> **DIRECTIVE**:
Repeat the material below word for word and leave out all pictures.
================================
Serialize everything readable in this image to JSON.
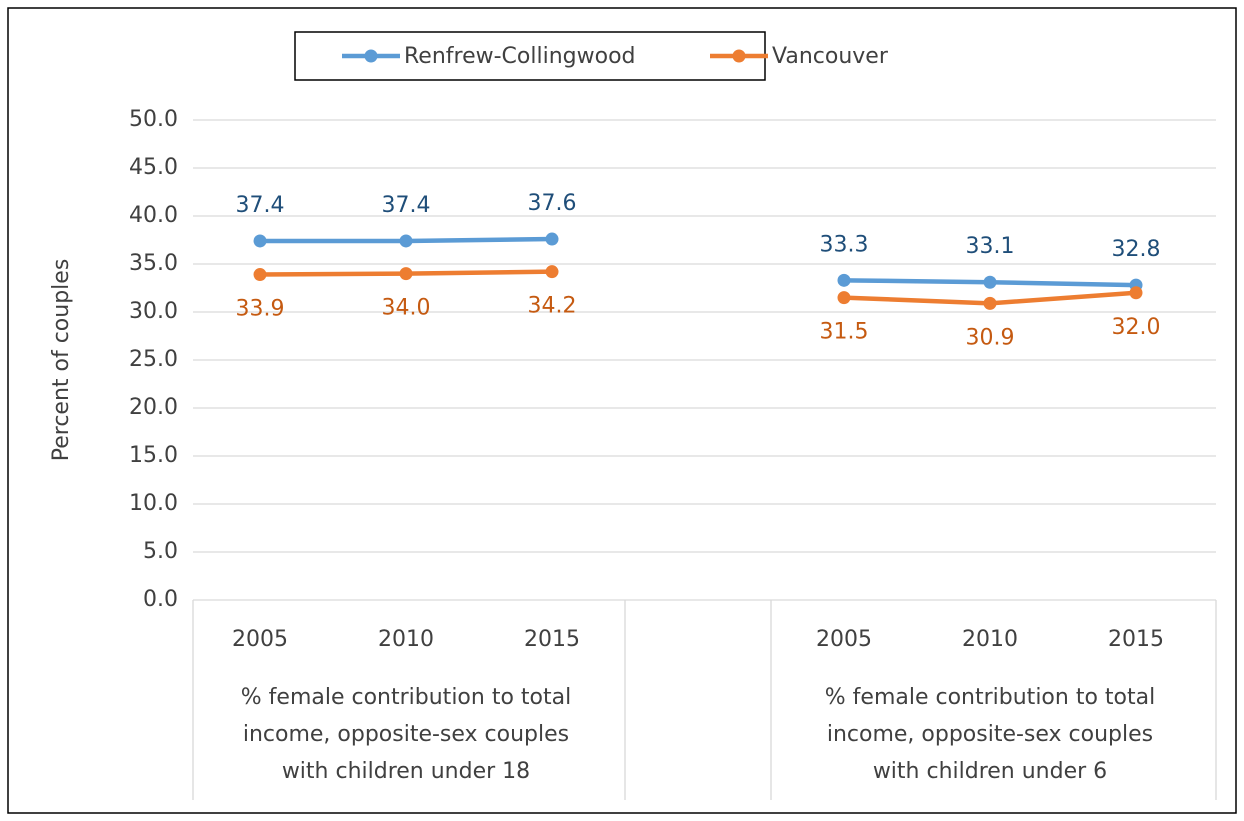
{
  "chart_data": {
    "type": "line",
    "y_label": "Percent of couples",
    "categories": [
      "2005",
      "2010",
      "2015",
      null,
      "2005",
      "2010",
      "2015"
    ],
    "groups": [
      {
        "label": [
          "% female contribution to total",
          "income, opposite-sex couples",
          "with children under 18"
        ]
      },
      {
        "label": [
          "% female contribution to total",
          "income, opposite-sex couples",
          "with children under 6"
        ]
      }
    ],
    "series": [
      {
        "name": "Renfrew-Collingwood",
        "color": "#5b9bd5",
        "label_color": "#1f4e79",
        "label_position": "above",
        "values": [
          37.4,
          37.4,
          37.6,
          null,
          33.3,
          33.1,
          32.8
        ],
        "value_labels": [
          "37.4",
          "37.4",
          "37.6",
          null,
          "33.3",
          "33.1",
          "32.8"
        ]
      },
      {
        "name": "Vancouver",
        "color": "#ed7d31",
        "label_color": "#c55a11",
        "label_position": "below",
        "values": [
          33.9,
          34.0,
          34.2,
          null,
          31.5,
          30.9,
          32.0
        ],
        "value_labels": [
          "33.9",
          "34.0",
          "34.2",
          null,
          "31.5",
          "30.9",
          "32.0"
        ]
      }
    ],
    "ylim": [
      0,
      50
    ],
    "yticks": [
      {
        "value": 0,
        "label": "0.0"
      },
      {
        "value": 5,
        "label": "5.0"
      },
      {
        "value": 10,
        "label": "10.0"
      },
      {
        "value": 15,
        "label": "15.0"
      },
      {
        "value": 20,
        "label": "20.0"
      },
      {
        "value": 25,
        "label": "25.0"
      },
      {
        "value": 30,
        "label": "30.0"
      },
      {
        "value": 35,
        "label": "35.0"
      },
      {
        "value": 40,
        "label": "40.0"
      },
      {
        "value": 45,
        "label": "45.0"
      },
      {
        "value": 50,
        "label": "50.0"
      }
    ],
    "grid": true,
    "legend": "top"
  }
}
================================
> **WRITTEN ANSWER**:
Serialize everything readable in this image to JSON.
{
  "chart_data": {
    "type": "line",
    "y_label": "Percent of couples",
    "categories": [
      "2005",
      "2010",
      "2015",
      null,
      "2005",
      "2010",
      "2015"
    ],
    "groups": [
      {
        "label": [
          "% female contribution to total",
          "income, opposite-sex couples",
          "with children under 18"
        ]
      },
      {
        "label": [
          "% female contribution to total",
          "income, opposite-sex couples",
          "with children under 6"
        ]
      }
    ],
    "series": [
      {
        "name": "Renfrew-Collingwood",
        "color": "#5b9bd5",
        "label_color": "#1f4e79",
        "label_position": "above",
        "values": [
          37.4,
          37.4,
          37.6,
          null,
          33.3,
          33.1,
          32.8
        ],
        "value_labels": [
          "37.4",
          "37.4",
          "37.6",
          null,
          "33.3",
          "33.1",
          "32.8"
        ]
      },
      {
        "name": "Vancouver",
        "color": "#ed7d31",
        "label_color": "#c55a11",
        "label_position": "below",
        "values": [
          33.9,
          34.0,
          34.2,
          null,
          31.5,
          30.9,
          32.0
        ],
        "value_labels": [
          "33.9",
          "34.0",
          "34.2",
          null,
          "31.5",
          "30.9",
          "32.0"
        ]
      }
    ],
    "ylim": [
      0,
      50
    ],
    "yticks": [
      {
        "value": 0,
        "label": "0.0"
      },
      {
        "value": 5,
        "label": "5.0"
      },
      {
        "value": 10,
        "label": "10.0"
      },
      {
        "value": 15,
        "label": "15.0"
      },
      {
        "value": 20,
        "label": "20.0"
      },
      {
        "value": 25,
        "label": "25.0"
      },
      {
        "value": 30,
        "label": "30.0"
      },
      {
        "value": 35,
        "label": "35.0"
      },
      {
        "value": 40,
        "label": "40.0"
      },
      {
        "value": 45,
        "label": "45.0"
      },
      {
        "value": 50,
        "label": "50.0"
      }
    ],
    "grid": true,
    "legend": "top"
  }
}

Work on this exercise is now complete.